_Goal_
Spot each line that carries the word "Prepare"; copy those lines.

(Dataset items)

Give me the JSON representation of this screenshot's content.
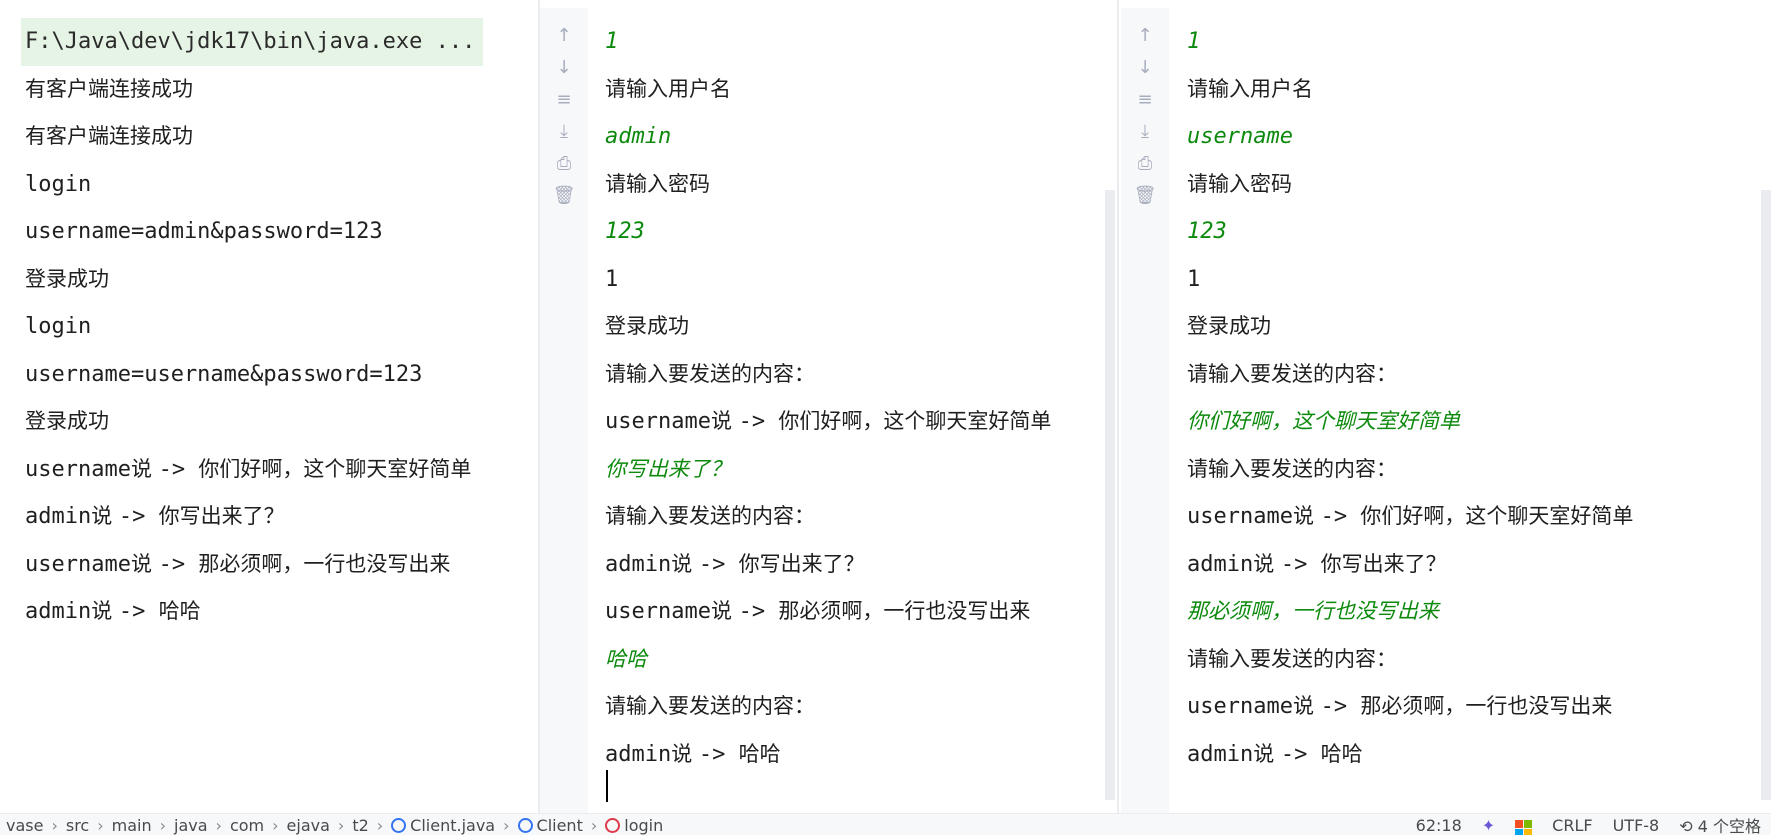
{
  "server_console": {
    "lines": [
      {
        "type": "cmd",
        "parts": [
          {
            "t": "m",
            "v": "F:\\Java\\dev\\jdk17\\bin\\java.exe ..."
          }
        ]
      },
      {
        "type": "out",
        "parts": [
          {
            "t": "c",
            "v": "有客户端连接成功"
          }
        ]
      },
      {
        "type": "out",
        "parts": [
          {
            "t": "c",
            "v": "有客户端连接成功"
          }
        ]
      },
      {
        "type": "out",
        "parts": [
          {
            "t": "m",
            "v": "login"
          }
        ]
      },
      {
        "type": "out",
        "parts": [
          {
            "t": "m",
            "v": "username=admin&password=123"
          }
        ]
      },
      {
        "type": "out",
        "parts": [
          {
            "t": "c",
            "v": "登录成功"
          }
        ]
      },
      {
        "type": "out",
        "parts": [
          {
            "t": "m",
            "v": "login"
          }
        ]
      },
      {
        "type": "out",
        "parts": [
          {
            "t": "m",
            "v": "username=username&password=123"
          }
        ]
      },
      {
        "type": "out",
        "parts": [
          {
            "t": "c",
            "v": "登录成功"
          }
        ]
      },
      {
        "type": "out",
        "parts": [
          {
            "t": "m",
            "v": "username"
          },
          {
            "t": "c",
            "v": "说 "
          },
          {
            "t": "m",
            "v": "-> "
          },
          {
            "t": "c",
            "v": "你们好啊，这个聊天室好简单"
          }
        ]
      },
      {
        "type": "out",
        "parts": [
          {
            "t": "m",
            "v": "admin"
          },
          {
            "t": "c",
            "v": "说 "
          },
          {
            "t": "m",
            "v": "-> "
          },
          {
            "t": "c",
            "v": "你写出来了？"
          }
        ]
      },
      {
        "type": "out",
        "parts": [
          {
            "t": "m",
            "v": "username"
          },
          {
            "t": "c",
            "v": "说 "
          },
          {
            "t": "m",
            "v": "-> "
          },
          {
            "t": "c",
            "v": "那必须啊，一行也没写出来"
          }
        ]
      },
      {
        "type": "out",
        "parts": [
          {
            "t": "m",
            "v": "admin"
          },
          {
            "t": "c",
            "v": "说 "
          },
          {
            "t": "m",
            "v": "-> "
          },
          {
            "t": "c",
            "v": "哈哈"
          }
        ]
      }
    ]
  },
  "client1_console": {
    "lines": [
      {
        "type": "input",
        "parts": [
          {
            "t": "m",
            "v": "1"
          }
        ]
      },
      {
        "type": "out",
        "parts": [
          {
            "t": "c",
            "v": "请输入用户名"
          }
        ]
      },
      {
        "type": "input",
        "parts": [
          {
            "t": "m",
            "v": "admin"
          }
        ]
      },
      {
        "type": "out",
        "parts": [
          {
            "t": "c",
            "v": "请输入密码"
          }
        ]
      },
      {
        "type": "input",
        "parts": [
          {
            "t": "m",
            "v": "123"
          }
        ]
      },
      {
        "type": "out",
        "parts": [
          {
            "t": "m",
            "v": "1"
          }
        ]
      },
      {
        "type": "out",
        "parts": [
          {
            "t": "c",
            "v": "登录成功"
          }
        ]
      },
      {
        "type": "out",
        "parts": [
          {
            "t": "c",
            "v": "请输入要发送的内容："
          }
        ]
      },
      {
        "type": "out",
        "parts": [
          {
            "t": "m",
            "v": "username"
          },
          {
            "t": "c",
            "v": "说 "
          },
          {
            "t": "m",
            "v": "-> "
          },
          {
            "t": "c",
            "v": "你们好啊，这个聊天室好简单"
          }
        ]
      },
      {
        "type": "input",
        "parts": [
          {
            "t": "c",
            "v": "你写出来了？"
          }
        ]
      },
      {
        "type": "out",
        "parts": [
          {
            "t": "c",
            "v": "请输入要发送的内容："
          }
        ]
      },
      {
        "type": "out",
        "parts": [
          {
            "t": "m",
            "v": "admin"
          },
          {
            "t": "c",
            "v": "说 "
          },
          {
            "t": "m",
            "v": "-> "
          },
          {
            "t": "c",
            "v": "你写出来了？"
          }
        ]
      },
      {
        "type": "out",
        "parts": [
          {
            "t": "m",
            "v": "username"
          },
          {
            "t": "c",
            "v": "说 "
          },
          {
            "t": "m",
            "v": "-> "
          },
          {
            "t": "c",
            "v": "那必须啊，一行也没写出来"
          }
        ]
      },
      {
        "type": "input",
        "parts": [
          {
            "t": "c",
            "v": "哈哈"
          }
        ]
      },
      {
        "type": "out",
        "parts": [
          {
            "t": "c",
            "v": "请输入要发送的内容："
          }
        ]
      },
      {
        "type": "out",
        "parts": [
          {
            "t": "m",
            "v": "admin"
          },
          {
            "t": "c",
            "v": "说 "
          },
          {
            "t": "m",
            "v": "-> "
          },
          {
            "t": "c",
            "v": "哈哈"
          }
        ]
      }
    ]
  },
  "client2_console": {
    "lines": [
      {
        "type": "input",
        "parts": [
          {
            "t": "m",
            "v": "1"
          }
        ]
      },
      {
        "type": "out",
        "parts": [
          {
            "t": "c",
            "v": "请输入用户名"
          }
        ]
      },
      {
        "type": "input",
        "parts": [
          {
            "t": "m",
            "v": "username"
          }
        ]
      },
      {
        "type": "out",
        "parts": [
          {
            "t": "c",
            "v": "请输入密码"
          }
        ]
      },
      {
        "type": "input",
        "parts": [
          {
            "t": "m",
            "v": "123"
          }
        ]
      },
      {
        "type": "out",
        "parts": [
          {
            "t": "m",
            "v": "1"
          }
        ]
      },
      {
        "type": "out",
        "parts": [
          {
            "t": "c",
            "v": "登录成功"
          }
        ]
      },
      {
        "type": "out",
        "parts": [
          {
            "t": "c",
            "v": "请输入要发送的内容："
          }
        ]
      },
      {
        "type": "input",
        "parts": [
          {
            "t": "c",
            "v": "你们好啊，这个聊天室好简单"
          }
        ]
      },
      {
        "type": "out",
        "parts": [
          {
            "t": "c",
            "v": "请输入要发送的内容："
          }
        ]
      },
      {
        "type": "out",
        "parts": [
          {
            "t": "m",
            "v": "username"
          },
          {
            "t": "c",
            "v": "说 "
          },
          {
            "t": "m",
            "v": "-> "
          },
          {
            "t": "c",
            "v": "你们好啊，这个聊天室好简单"
          }
        ]
      },
      {
        "type": "out",
        "parts": [
          {
            "t": "m",
            "v": "admin"
          },
          {
            "t": "c",
            "v": "说 "
          },
          {
            "t": "m",
            "v": "-> "
          },
          {
            "t": "c",
            "v": "你写出来了？"
          }
        ]
      },
      {
        "type": "input",
        "parts": [
          {
            "t": "c",
            "v": "那必须啊，一行也没写出来"
          }
        ]
      },
      {
        "type": "out",
        "parts": [
          {
            "t": "c",
            "v": "请输入要发送的内容："
          }
        ]
      },
      {
        "type": "out",
        "parts": [
          {
            "t": "m",
            "v": "username"
          },
          {
            "t": "c",
            "v": "说 "
          },
          {
            "t": "m",
            "v": "-> "
          },
          {
            "t": "c",
            "v": "那必须啊，一行也没写出来"
          }
        ]
      },
      {
        "type": "out",
        "parts": [
          {
            "t": "m",
            "v": "admin"
          },
          {
            "t": "c",
            "v": "说 "
          },
          {
            "t": "m",
            "v": "-> "
          },
          {
            "t": "c",
            "v": "哈哈"
          }
        ]
      }
    ]
  },
  "toolbar_icons": [
    "arrow-up-icon",
    "arrow-down-icon",
    "soft-wrap-icon",
    "scroll-to-end-icon",
    "print-icon",
    "trash-icon"
  ],
  "breadcrumbs": [
    "vase",
    "src",
    "main",
    "java",
    "com",
    "ejava",
    "t2",
    "Client.java",
    "Client",
    "login"
  ],
  "status": {
    "position": "62:18",
    "line_ending": "CRLF",
    "encoding": "UTF-8",
    "indent": "4 个空格"
  },
  "colors": {
    "input_text": "#0d8a0d",
    "cmd_highlight": "#e6f4e6",
    "toolbar_icon": "#a8adbd"
  }
}
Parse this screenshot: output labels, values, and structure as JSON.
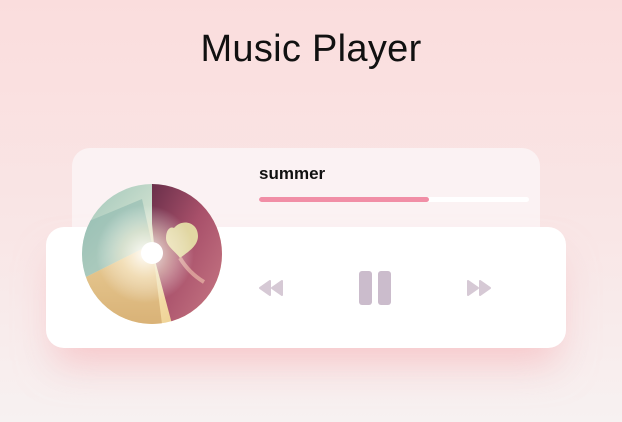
{
  "page": {
    "title": "Music Player"
  },
  "track": {
    "title": "summer",
    "progress": 0.63
  },
  "controls": {
    "rewind_icon": "rewind-icon",
    "pause_icon": "pause-icon",
    "forward_icon": "fast-forward-icon"
  },
  "colors": {
    "progress_fill": "#f18ea6",
    "icon": "#d6c9d5",
    "pause_icon": "#cbbccc"
  }
}
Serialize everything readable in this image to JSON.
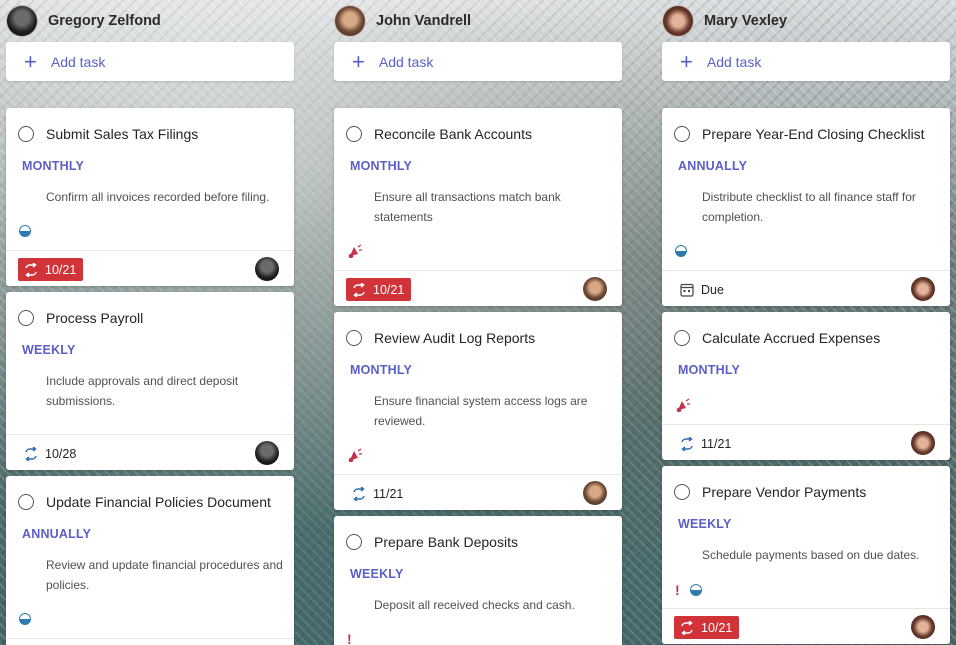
{
  "columns": [
    {
      "name": "Gregory Zelfond",
      "avatar": "avatar-gregory",
      "add_task": "Add task",
      "cards": [
        {
          "title": "Submit Sales Tax Filings",
          "frequency": "MONTHLY",
          "description": "Confirm all invoices recorded before filing.",
          "progress": 0.5,
          "due_label": "10/21",
          "overdue": true
        },
        {
          "title": "Process Payroll",
          "frequency": "WEEKLY",
          "description": "Include approvals and direct deposit submissions.",
          "due_label": "10/28",
          "overdue": false
        },
        {
          "title": "Update Financial Policies Document",
          "frequency": "ANNUALLY",
          "description": "Review and update financial procedures and policies.",
          "progress": 0.5
        }
      ]
    },
    {
      "name": "John Vandrell",
      "avatar": "avatar-john",
      "add_task": "Add task",
      "cards": [
        {
          "title": "Reconcile Bank Accounts",
          "frequency": "MONTHLY",
          "description": "Ensure all transactions match bank statements",
          "priority": "important",
          "due_label": "10/21",
          "overdue": true
        },
        {
          "title": "Review Audit Log Reports",
          "frequency": "MONTHLY",
          "description": "Ensure financial system access logs are reviewed.",
          "priority": "important",
          "due_label": "11/21",
          "overdue": false
        },
        {
          "title": "Prepare Bank Deposits",
          "frequency": "WEEKLY",
          "description": "Deposit all received checks and cash.",
          "priority": "urgent"
        }
      ]
    },
    {
      "name": "Mary Vexley",
      "avatar": "avatar-mary",
      "add_task": "Add task",
      "cards": [
        {
          "title": "Prepare Year-End Closing Checklist",
          "frequency": "ANNUALLY",
          "description": "Distribute checklist to all finance staff for completion.",
          "progress": 0.5,
          "due_label": "Due",
          "overdue": false
        },
        {
          "title": "Calculate Accrued Expenses",
          "frequency": "MONTHLY",
          "description": "",
          "priority": "important",
          "due_label": "11/21",
          "overdue": false
        },
        {
          "title": "Prepare Vendor Payments",
          "frequency": "WEEKLY",
          "description": "Schedule payments based on due dates.",
          "priority": "urgent",
          "progress": 0.5,
          "due_label": "10/21",
          "overdue": true
        }
      ]
    }
  ],
  "colors": {
    "accent": "#5b5fc7",
    "overdue": "#d13438",
    "urgent": "#c4314b",
    "progress": "#2f7bb0"
  }
}
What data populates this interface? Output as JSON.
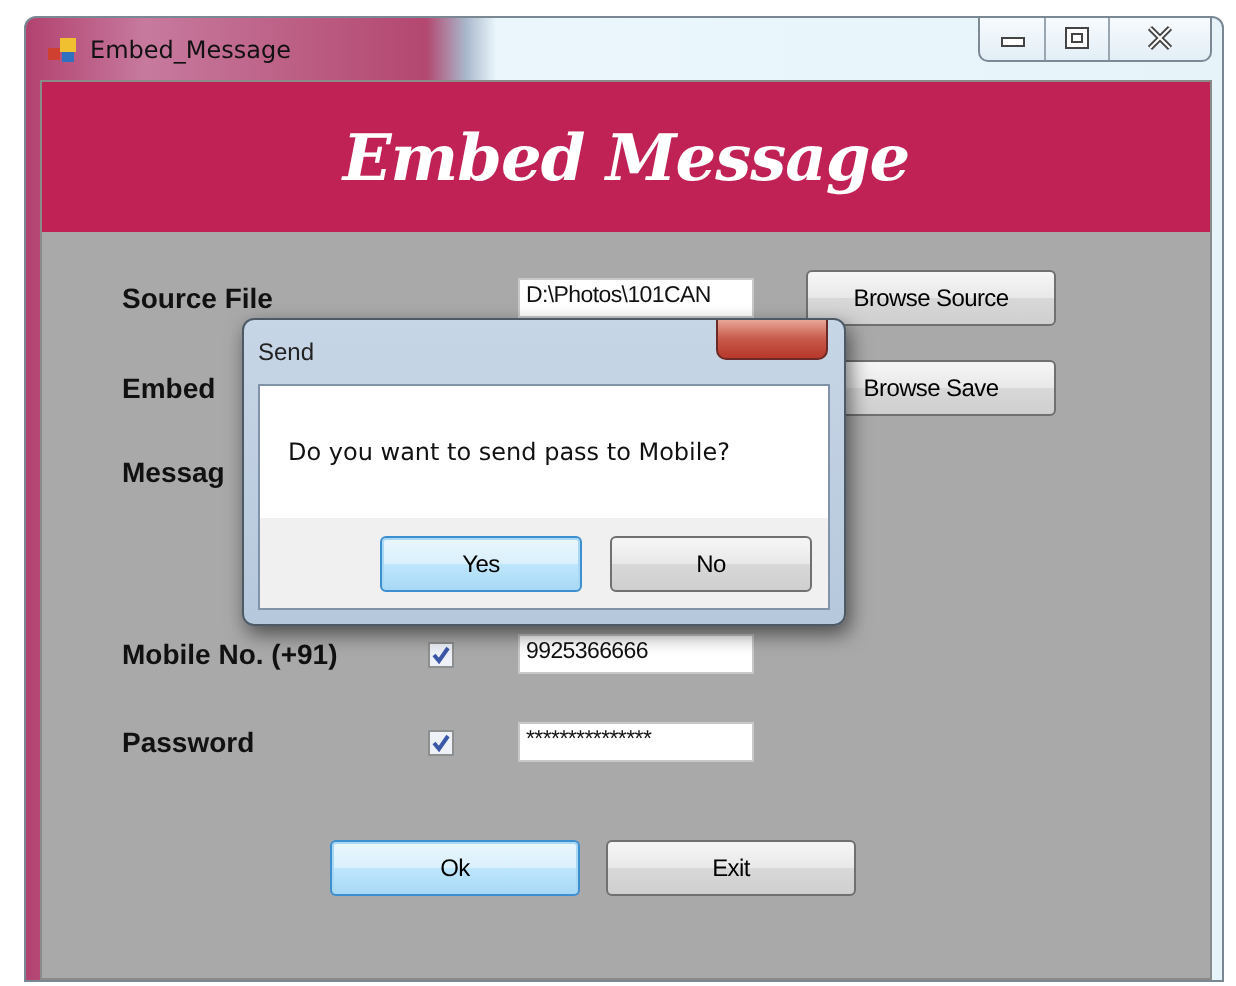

_Task result_
          "title": "Prepare Bank Deposits",
          "title": "Prepare Year-End Closing Checklist",
          "title": "Prepare Vendor Payments",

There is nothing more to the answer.